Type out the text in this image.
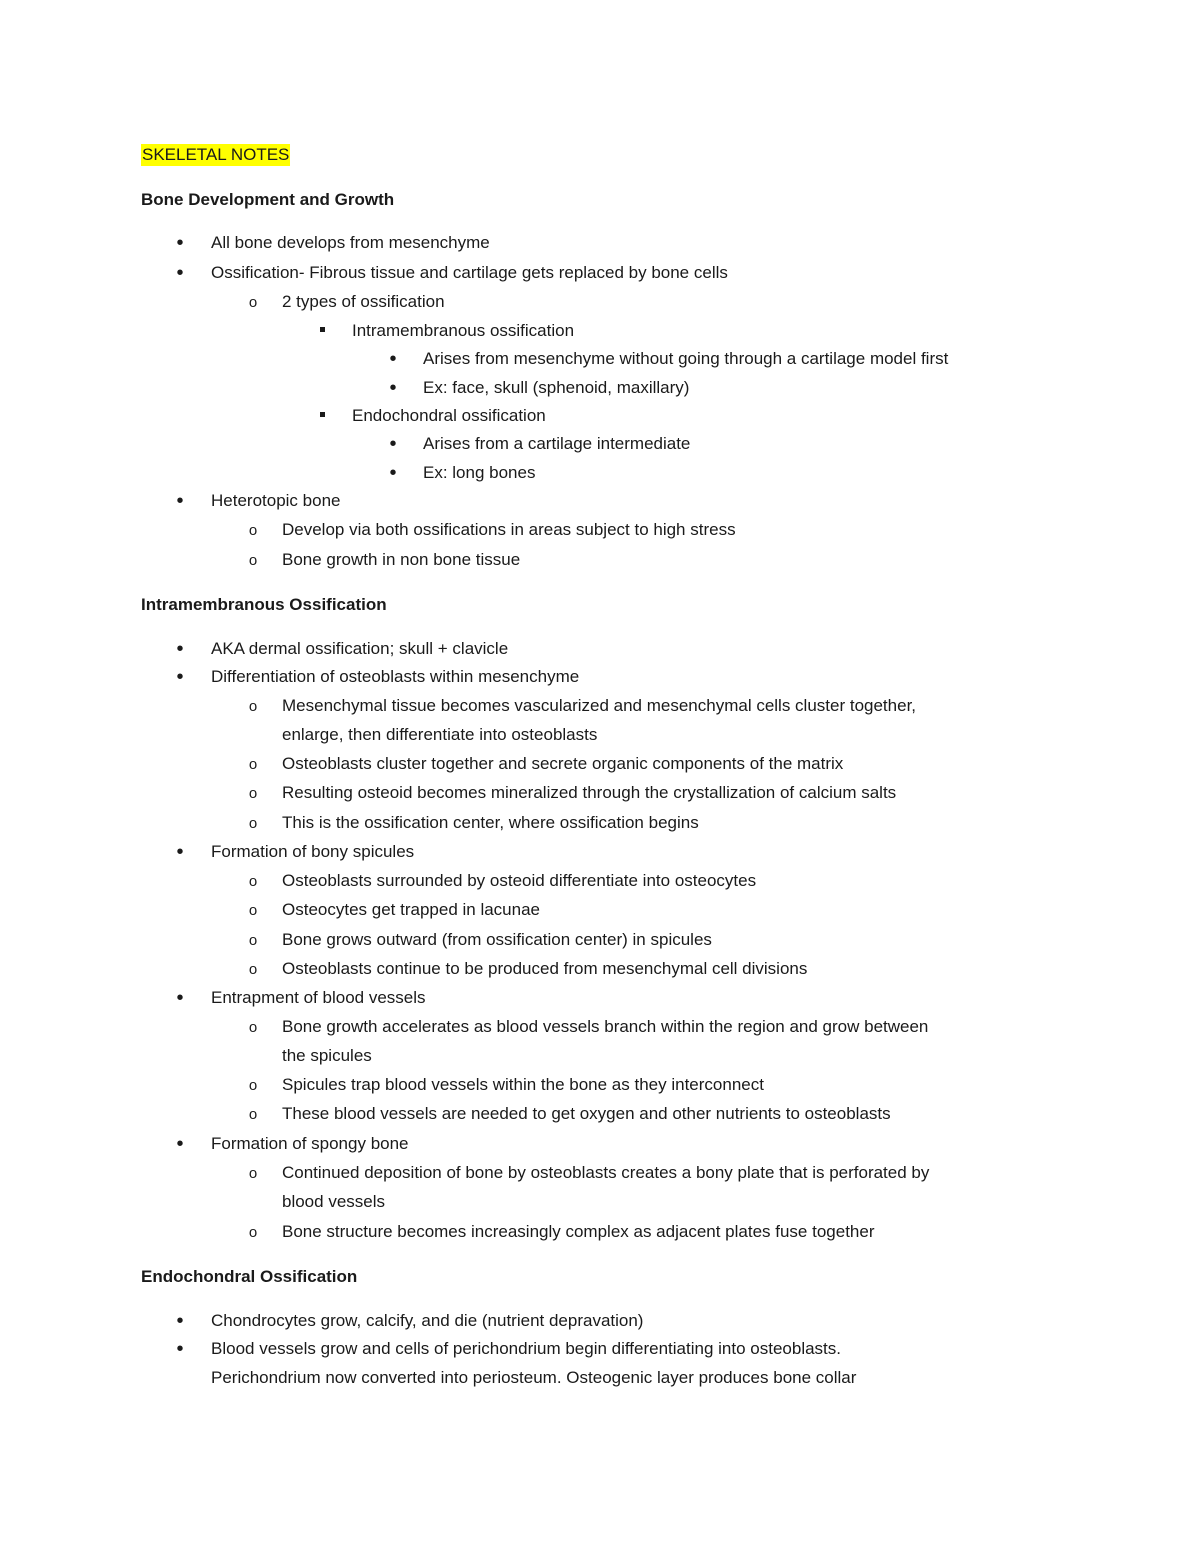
SKELETAL NOTES
Bone Development and Growth
•
All bone develops from mesenchyme
•
Ossification- Fibrous tissue and cartilage gets replaced by bone cells
o
2 types of ossification
Intramembranous ossification
•
Arises from mesenchyme without going through a cartilage model first
•
Ex: face, skull (sphenoid, maxillary)
Endochondral ossification
•
Arises from a cartilage intermediate
•
Ex: long bones
•
Heterotopic bone
o
Develop via both ossifications in areas subject to high stress
o
Bone growth in non bone tissue
Intramembranous Ossification
•
AKA dermal ossification; skull + clavicle
•
Differentiation of osteoblasts within mesenchyme
o
Mesenchymal tissue becomes vascularized and mesenchymal cells cluster together,
enlarge, then differentiate into osteoblasts
o
Osteoblasts cluster together and secrete organic components of the matrix
o
Resulting osteoid becomes mineralized through the crystallization of calcium salts
o
This is the ossification center, where ossification begins
•
Formation of bony spicules
o
Osteoblasts surrounded by osteoid differentiate into osteocytes
o
Osteocytes get trapped in lacunae
o
Bone grows outward (from ossification center) in spicules
o
Osteoblasts continue to be produced from mesenchymal cell divisions
•
Entrapment of blood vessels
o
Bone growth accelerates as blood vessels branch within the region and grow between
the spicules
o
Spicules trap blood vessels within the bone as they interconnect
o
These blood vessels are needed to get oxygen and other nutrients to osteoblasts
•
Formation of spongy bone
o
Continued deposition of bone by osteoblasts creates a bony plate that is perforated by
blood vessels
o
Bone structure becomes increasingly complex as adjacent plates fuse together
Endochondral Ossification
•
Chondrocytes grow, calcify, and die (nutrient depravation)
•
Blood vessels grow and cells of perichondrium begin differentiating into osteoblasts.
Perichondrium now converted into periosteum. Osteogenic layer produces bone collar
☆ ☆ ☆
Exercise goal ▸ Where the material contains a line with "through", return that line.

Solution to this problem ▸
Arises from mesenchyme without going through a cartilage model first
Resulting osteoid becomes mineralized through the crystallization of calcium salts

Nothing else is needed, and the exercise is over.